[START ENTRIES PROVIDED]

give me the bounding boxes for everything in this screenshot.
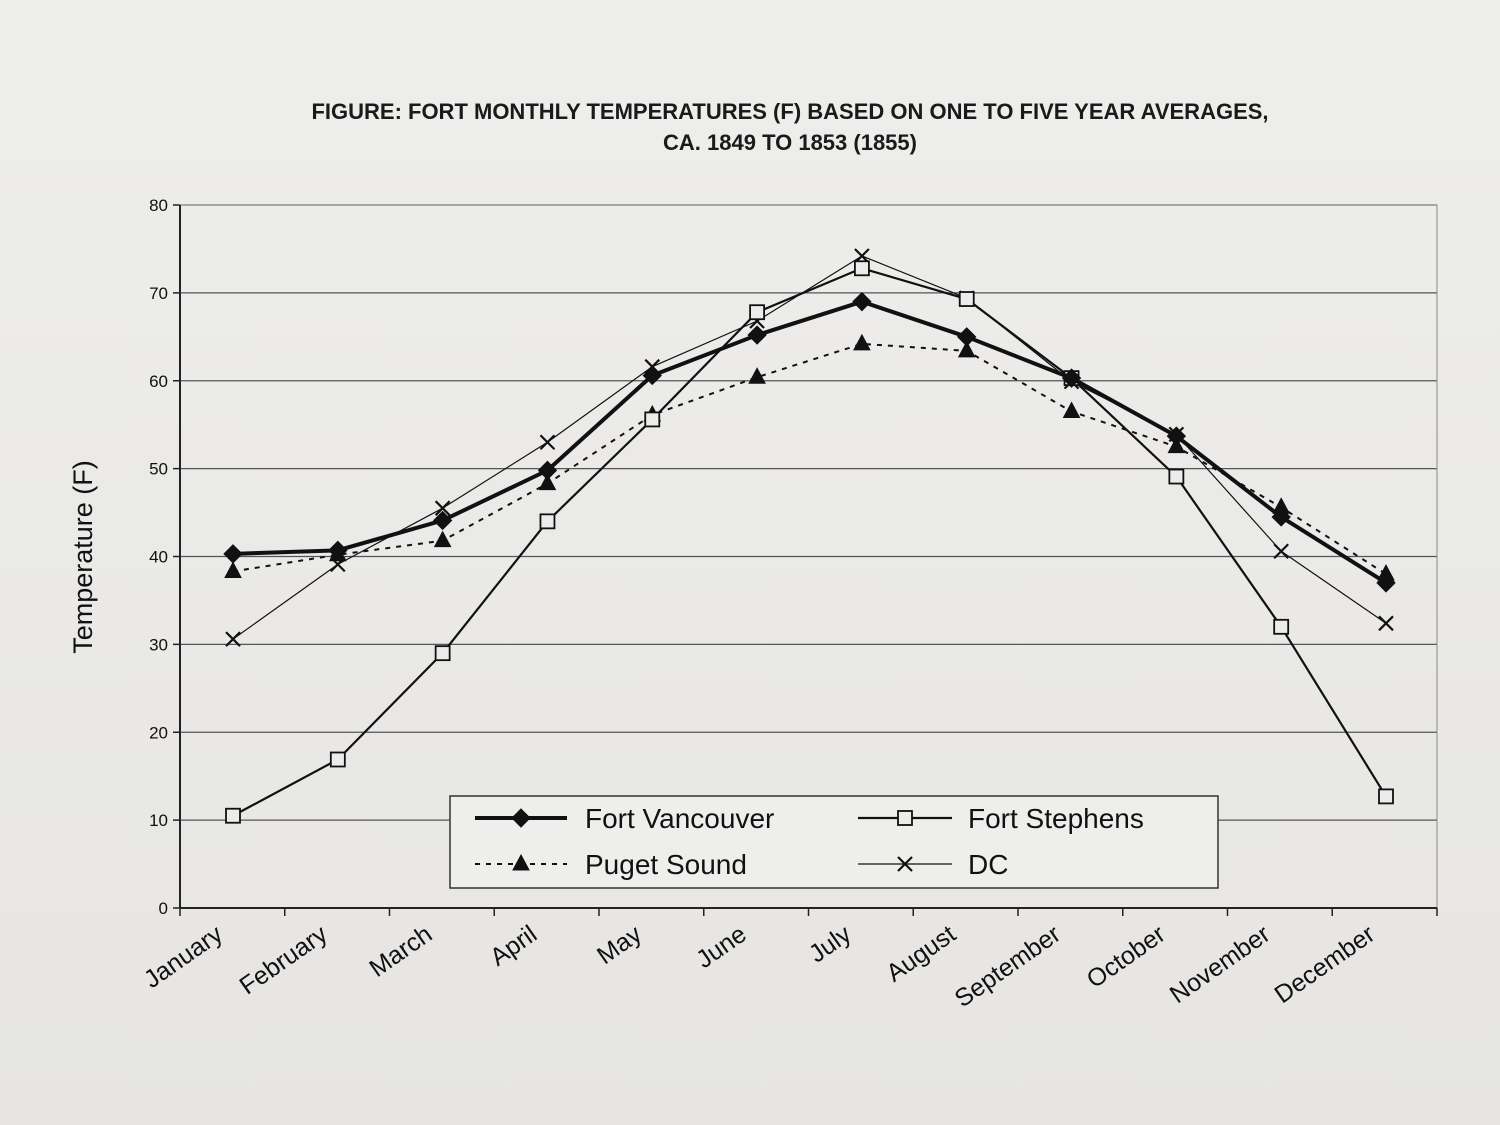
data-point-fort-vancouver <box>747 325 767 345</box>
y-tick-label: 70 <box>149 284 168 303</box>
legend-marker-fort-stephens <box>897 810 913 826</box>
data-point-fort-vancouver <box>1061 368 1082 388</box>
data-point-fort-vancouver <box>328 540 348 561</box>
data-point-fort-stephens <box>434 645 451 662</box>
data-point-fort-vancouver <box>432 510 453 531</box>
data-point-fort-vancouver <box>1376 573 1396 593</box>
legend-box <box>449 795 1219 889</box>
data-point-dc <box>1378 615 1394 632</box>
chart-title-block: FIGURE: FORT MONTHLY TEMPERATURES (F) BA… <box>160 96 1420 158</box>
legend-marker-fort-vancouver <box>511 808 531 828</box>
x-tick-label: February <box>235 920 333 1001</box>
data-point-fort-vancouver <box>1166 426 1187 446</box>
data-point-fort-vancouver <box>537 460 558 481</box>
x-tick-label: June <box>691 920 751 974</box>
chart-title: FIGURE: FORT MONTHLY TEMPERATURES (F) BA… <box>311 99 1269 124</box>
series-fort-vancouver <box>223 291 1396 593</box>
chart-subtitle: CA. 1849 TO 1853 (1855) <box>663 130 917 155</box>
y-tick-label: 10 <box>149 811 168 830</box>
y-axis-ticks: 0 10 20 30 40 50 60 70 80 <box>149 196 180 918</box>
data-point-fort-stephens <box>1273 618 1290 635</box>
series-fort-stephens <box>225 260 1394 824</box>
series-line-fort-stephens <box>232 267 1387 817</box>
x-tick-label: November <box>1165 920 1276 1009</box>
legend-marker-dc <box>897 856 913 872</box>
x-tick-label: December <box>1270 920 1381 1009</box>
y-tick-label: 20 <box>149 723 168 742</box>
legend-item-fort-vancouver: Fort Vancouver <box>475 803 774 834</box>
data-point-fort-stephens <box>644 411 661 428</box>
x-tick-label: September <box>950 920 1066 1013</box>
data-point-puget-sound <box>748 367 766 384</box>
y-tick-label: 30 <box>149 635 168 654</box>
x-tick-label: May <box>592 920 647 970</box>
x-tick-label: October <box>1082 920 1171 994</box>
legend-marker-puget-sound <box>512 853 530 871</box>
series-puget-sound <box>224 333 1395 581</box>
legend-label-puget-sound: Puget Sound <box>585 849 747 880</box>
y-tick-label: 0 <box>159 899 168 918</box>
data-point-puget-sound <box>224 561 242 578</box>
data-point-dc <box>225 631 241 647</box>
legend-item-puget-sound: Puget Sound <box>475 849 747 880</box>
y-axis-label: Temperature (F) <box>68 460 98 654</box>
data-point-fort-stephens <box>329 751 346 768</box>
legend: Fort Vancouver Fort Stephens Puget Sound DC <box>449 795 1219 889</box>
data-point-fort-vancouver <box>642 365 662 386</box>
data-point-fort-vancouver <box>957 327 977 347</box>
legend-label-fort-vancouver: Fort Vancouver <box>585 803 774 834</box>
data-point-fort-stephens <box>1378 788 1394 805</box>
data-point-fort-stephens <box>1168 468 1185 485</box>
data-point-fort-vancouver <box>1271 507 1291 527</box>
data-point-dc <box>1273 543 1289 560</box>
legend-item-dc: DC <box>858 849 1008 880</box>
data-point-fort-stephens <box>958 291 975 307</box>
series-line-puget-sound <box>232 342 1387 575</box>
x-axis-ticks: January February March April May June July Augu… <box>139 908 1438 1013</box>
x-tick-label: July <box>804 920 857 969</box>
data-point-puget-sound <box>538 473 557 491</box>
y-tick-label: 50 <box>149 460 168 479</box>
series-line-dc <box>232 255 1387 640</box>
legend-item-fort-stephens: Fort Stephens <box>858 803 1144 834</box>
legend-label-fort-stephens: Fort Stephens <box>968 803 1144 834</box>
x-tick-label: January <box>139 920 228 994</box>
x-tick-label: April <box>485 920 542 972</box>
y-tick-label: 80 <box>149 196 168 215</box>
data-point-fort-stephens <box>749 304 765 321</box>
legend-label-dc: DC <box>968 849 1008 880</box>
y-tick-label: 40 <box>149 548 168 567</box>
y-tick-label: 60 <box>149 372 168 391</box>
data-point-fort-vancouver <box>223 544 243 564</box>
series-layer <box>223 248 1396 824</box>
data-point-fort-vancouver <box>852 291 872 312</box>
data-point-fort-stephens <box>539 513 556 530</box>
data-point-puget-sound <box>1062 401 1081 419</box>
data-point-fort-stephens <box>225 807 241 824</box>
data-point-puget-sound <box>853 333 871 351</box>
data-point-dc <box>434 500 451 516</box>
data-point-puget-sound <box>957 340 976 358</box>
data-point-puget-sound <box>433 530 452 548</box>
x-tick-label: August <box>881 920 961 988</box>
series-dc <box>225 248 1394 647</box>
x-tick-label: March <box>364 920 437 983</box>
series-line-fort-vancouver <box>232 299 1388 585</box>
data-point-dc <box>539 434 556 451</box>
data-point-fort-stephens <box>854 260 870 277</box>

[END ENTRIES PROVIDED]

_WHAT THIS TASK INVOLVES_
Write the lines of the records from the one containing "data-point-fort-vancouver <box>747 325" through the one containing "x-tick-label: June <box>691 920 751 974</box>", both included, as a JSON list of strings with one string per line. Skip any blank lines.

_TASK OUTPUT_
[
  "data-point-fort-vancouver <box>747 325 767 345</box>",
  "y-tick-label: 70 <box>149 284 168 303</box>",
  "legend-marker-fort-stephens <box>897 810 913 826</box>",
  "data-point-fort-vancouver <box>1061 368 1082 388</box>",
  "data-point-fort-vancouver <box>328 540 348 561</box>",
  "data-point-fort-stephens <box>434 645 451 662</box>",
  "data-point-fort-vancouver <box>432 510 453 531</box>",
  "data-point-fort-vancouver <box>1376 573 1396 593</box>",
  "legend-box <box>449 795 1219 889</box>",
  "data-point-dc <box>1378 615 1394 632</box>",
  "chart-title-block: FIGURE: FORT MONTHLY TEMPERATURES (F) BA… <box>160 96 1420 158</box>",
  "legend-marker-fort-vancouver <box>511 808 531 828</box>",
  "x-tick-label: February <box>235 920 333 1001</box>",
  "data-point-fort-vancouver <box>1166 426 1187 446</box>",
  "data-point-fort-vancouver <box>537 460 558 481</box>",
  "x-tick-label: June <box>691 920 751 974</box>"
]